● WORK TO COMPLETE
Every entry below should be repeated exactly; the pictures should not.

>> Begin DATA SHOWN

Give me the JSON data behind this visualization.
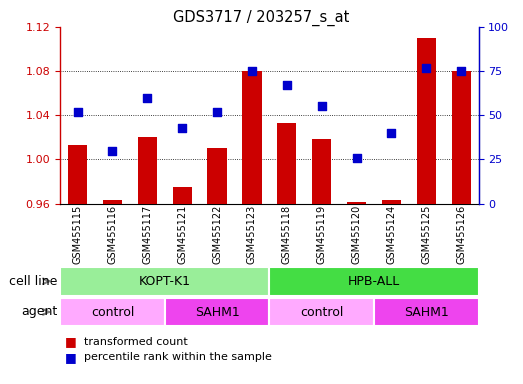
{
  "title": "GDS3717 / 203257_s_at",
  "samples": [
    "GSM455115",
    "GSM455116",
    "GSM455117",
    "GSM455121",
    "GSM455122",
    "GSM455123",
    "GSM455118",
    "GSM455119",
    "GSM455120",
    "GSM455124",
    "GSM455125",
    "GSM455126"
  ],
  "bar_values": [
    1.013,
    0.963,
    1.02,
    0.975,
    1.01,
    1.08,
    1.033,
    1.018,
    0.961,
    0.963,
    1.11,
    1.08
  ],
  "dot_values": [
    52,
    30,
    60,
    43,
    52,
    75,
    67,
    55,
    26,
    40,
    77,
    75
  ],
  "bar_base": 0.96,
  "ylim_left": [
    0.96,
    1.12
  ],
  "ylim_right": [
    0,
    100
  ],
  "yticks_left": [
    0.96,
    1.0,
    1.04,
    1.08,
    1.12
  ],
  "yticks_right": [
    0,
    25,
    50,
    75,
    100
  ],
  "bar_color": "#cc0000",
  "dot_color": "#0000cc",
  "cell_line_groups": [
    {
      "label": "KOPT-K1",
      "start": 0,
      "end": 6,
      "color": "#99ee99"
    },
    {
      "label": "HPB-ALL",
      "start": 6,
      "end": 12,
      "color": "#44dd44"
    }
  ],
  "agent_groups": [
    {
      "label": "control",
      "start": 0,
      "end": 3,
      "color": "#ffaaff"
    },
    {
      "label": "SAHM1",
      "start": 3,
      "end": 6,
      "color": "#ee44ee"
    },
    {
      "label": "control",
      "start": 6,
      "end": 9,
      "color": "#ffaaff"
    },
    {
      "label": "SAHM1",
      "start": 9,
      "end": 12,
      "color": "#ee44ee"
    }
  ],
  "legend_bar_label": "transformed count",
  "legend_dot_label": "percentile rank within the sample",
  "cell_line_label": "cell line",
  "agent_label": "agent",
  "grid_yticks": [
    1.0,
    1.04,
    1.08
  ],
  "bg_color": "#ffffff",
  "plot_bg": "#ffffff",
  "bar_width": 0.55,
  "dot_size": 30
}
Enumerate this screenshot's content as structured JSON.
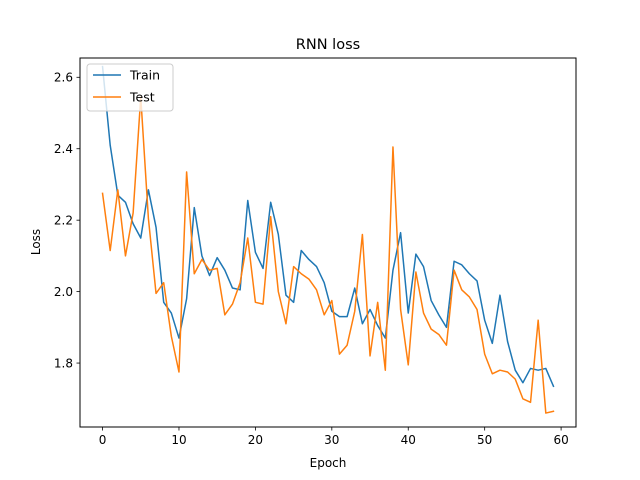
{
  "chart_data": {
    "type": "line",
    "title": "RNN loss",
    "xlabel": "Epoch",
    "ylabel": "Loss",
    "xlim": [
      -2.95,
      61.95
    ],
    "ylim": [
      1.621,
      2.654
    ],
    "xticks": [
      0,
      10,
      20,
      30,
      40,
      50,
      60
    ],
    "yticks": [
      1.8,
      2.0,
      2.2,
      2.4,
      2.6
    ],
    "ytick_labels": [
      "1.8",
      "2.0",
      "2.2",
      "2.4",
      "2.6"
    ],
    "grid": false,
    "legend_position": "top-left",
    "x": [
      0,
      1,
      2,
      3,
      4,
      5,
      6,
      7,
      8,
      9,
      10,
      11,
      12,
      13,
      14,
      15,
      16,
      17,
      18,
      19,
      20,
      21,
      22,
      23,
      24,
      25,
      26,
      27,
      28,
      29,
      30,
      31,
      32,
      33,
      34,
      35,
      36,
      37,
      38,
      39,
      40,
      41,
      42,
      43,
      44,
      45,
      46,
      47,
      48,
      49,
      50,
      51,
      52,
      53,
      54,
      55,
      56,
      57,
      58,
      59
    ],
    "series": [
      {
        "name": "Train",
        "color": "#1f77b4",
        "values": [
          2.63,
          2.41,
          2.27,
          2.25,
          2.19,
          2.15,
          2.285,
          2.18,
          1.97,
          1.94,
          1.87,
          1.98,
          2.235,
          2.1,
          2.045,
          2.095,
          2.06,
          2.01,
          2.005,
          2.255,
          2.11,
          2.065,
          2.25,
          2.16,
          1.99,
          1.97,
          2.115,
          2.09,
          2.07,
          2.025,
          1.945,
          1.93,
          1.93,
          2.01,
          1.91,
          1.95,
          1.905,
          1.87,
          2.06,
          2.165,
          1.94,
          2.105,
          2.07,
          1.975,
          1.935,
          1.9,
          2.085,
          2.075,
          2.05,
          2.03,
          1.92,
          1.855,
          1.99,
          1.86,
          1.78,
          1.745,
          1.785,
          1.78,
          1.785,
          1.735
        ]
      },
      {
        "name": "Test",
        "color": "#ff7f0e",
        "values": [
          2.275,
          2.115,
          2.285,
          2.1,
          2.22,
          2.545,
          2.205,
          1.995,
          2.025,
          1.875,
          1.775,
          2.335,
          2.05,
          2.09,
          2.06,
          2.065,
          1.935,
          1.965,
          2.025,
          2.15,
          1.97,
          1.965,
          2.21,
          2.0,
          1.91,
          2.07,
          2.05,
          2.035,
          2.005,
          1.935,
          1.975,
          1.825,
          1.85,
          1.945,
          2.16,
          1.82,
          1.97,
          1.78,
          2.405,
          1.95,
          1.795,
          2.055,
          1.94,
          1.895,
          1.88,
          1.85,
          2.06,
          2.005,
          1.985,
          1.95,
          1.825,
          1.77,
          1.78,
          1.775,
          1.755,
          1.7,
          1.69,
          1.92,
          1.66,
          1.665
        ]
      }
    ]
  }
}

>> End DATA SHOWN

● TASK RESULT
Give me the JSON data behind this visualization.
{
  "title": "GDS3717 / 203257_s_at",
  "samples": [
    "GSM455115",
    "GSM455116",
    "GSM455117",
    "GSM455121",
    "GSM455122",
    "GSM455123",
    "GSM455118",
    "GSM455119",
    "GSM455120",
    "GSM455124",
    "GSM455125",
    "GSM455126"
  ],
  "bar_values": [
    1.013,
    0.963,
    1.02,
    0.975,
    1.01,
    1.08,
    1.033,
    1.018,
    0.961,
    0.963,
    1.11,
    1.08
  ],
  "dot_values": [
    52,
    30,
    60,
    43,
    52,
    75,
    67,
    55,
    26,
    40,
    77,
    75
  ],
  "bar_base": 0.96,
  "ylim_left": [
    0.96,
    1.12
  ],
  "ylim_right": [
    0,
    100
  ],
  "yticks_left": [
    0.96,
    1.0,
    1.04,
    1.08,
    1.12
  ],
  "yticks_right": [
    0,
    25,
    50,
    75,
    100
  ],
  "bar_color": "#cc0000",
  "dot_color": "#0000cc",
  "cell_line_groups": [
    {
      "label": "KOPT-K1",
      "start": 0,
      "end": 6,
      "color": "#99ee99"
    },
    {
      "label": "HPB-ALL",
      "start": 6,
      "end": 12,
      "color": "#44dd44"
    }
  ],
  "agent_groups": [
    {
      "label": "control",
      "start": 0,
      "end": 3,
      "color": "#ffaaff"
    },
    {
      "label": "SAHM1",
      "start": 3,
      "end": 6,
      "color": "#ee44ee"
    },
    {
      "label": "control",
      "start": 6,
      "end": 9,
      "color": "#ffaaff"
    },
    {
      "label": "SAHM1",
      "start": 9,
      "end": 12,
      "color": "#ee44ee"
    }
  ],
  "legend_bar_label": "transformed count",
  "legend_dot_label": "percentile rank within the sample",
  "cell_line_label": "cell line",
  "agent_label": "agent",
  "grid_yticks": [
    1.0,
    1.04,
    1.08
  ],
  "bg_color": "#ffffff",
  "plot_bg": "#ffffff",
  "bar_width": 0.55,
  "dot_size": 30
}
Enumerate this screenshot's content as structured JSON.
{
  "chart_data": {
    "type": "line",
    "title": "RNN loss",
    "xlabel": "Epoch",
    "ylabel": "Loss",
    "xlim": [
      -2.95,
      61.95
    ],
    "ylim": [
      1.621,
      2.654
    ],
    "xticks": [
      0,
      10,
      20,
      30,
      40,
      50,
      60
    ],
    "yticks": [
      1.8,
      2.0,
      2.2,
      2.4,
      2.6
    ],
    "ytick_labels": [
      "1.8",
      "2.0",
      "2.2",
      "2.4",
      "2.6"
    ],
    "grid": false,
    "legend_position": "top-left",
    "x": [
      0,
      1,
      2,
      3,
      4,
      5,
      6,
      7,
      8,
      9,
      10,
      11,
      12,
      13,
      14,
      15,
      16,
      17,
      18,
      19,
      20,
      21,
      22,
      23,
      24,
      25,
      26,
      27,
      28,
      29,
      30,
      31,
      32,
      33,
      34,
      35,
      36,
      37,
      38,
      39,
      40,
      41,
      42,
      43,
      44,
      45,
      46,
      47,
      48,
      49,
      50,
      51,
      52,
      53,
      54,
      55,
      56,
      57,
      58,
      59
    ],
    "series": [
      {
        "name": "Train",
        "color": "#1f77b4",
        "values": [
          2.63,
          2.41,
          2.27,
          2.25,
          2.19,
          2.15,
          2.285,
          2.18,
          1.97,
          1.94,
          1.87,
          1.98,
          2.235,
          2.1,
          2.045,
          2.095,
          2.06,
          2.01,
          2.005,
          2.255,
          2.11,
          2.065,
          2.25,
          2.16,
          1.99,
          1.97,
          2.115,
          2.09,
          2.07,
          2.025,
          1.945,
          1.93,
          1.93,
          2.01,
          1.91,
          1.95,
          1.905,
          1.87,
          2.06,
          2.165,
          1.94,
          2.105,
          2.07,
          1.975,
          1.935,
          1.9,
          2.085,
          2.075,
          2.05,
          2.03,
          1.92,
          1.855,
          1.99,
          1.86,
          1.78,
          1.745,
          1.785,
          1.78,
          1.785,
          1.735
        ]
      },
      {
        "name": "Test",
        "color": "#ff7f0e",
        "values": [
          2.275,
          2.115,
          2.285,
          2.1,
          2.22,
          2.545,
          2.205,
          1.995,
          2.025,
          1.875,
          1.775,
          2.335,
          2.05,
          2.09,
          2.06,
          2.065,
          1.935,
          1.965,
          2.025,
          2.15,
          1.97,
          1.965,
          2.21,
          2.0,
          1.91,
          2.07,
          2.05,
          2.035,
          2.005,
          1.935,
          1.975,
          1.825,
          1.85,
          1.945,
          2.16,
          1.82,
          1.97,
          1.78,
          2.405,
          1.95,
          1.795,
          2.055,
          1.94,
          1.895,
          1.88,
          1.85,
          2.06,
          2.005,
          1.985,
          1.95,
          1.825,
          1.77,
          1.78,
          1.775,
          1.755,
          1.7,
          1.69,
          1.92,
          1.66,
          1.665
        ]
      }
    ]
  }
}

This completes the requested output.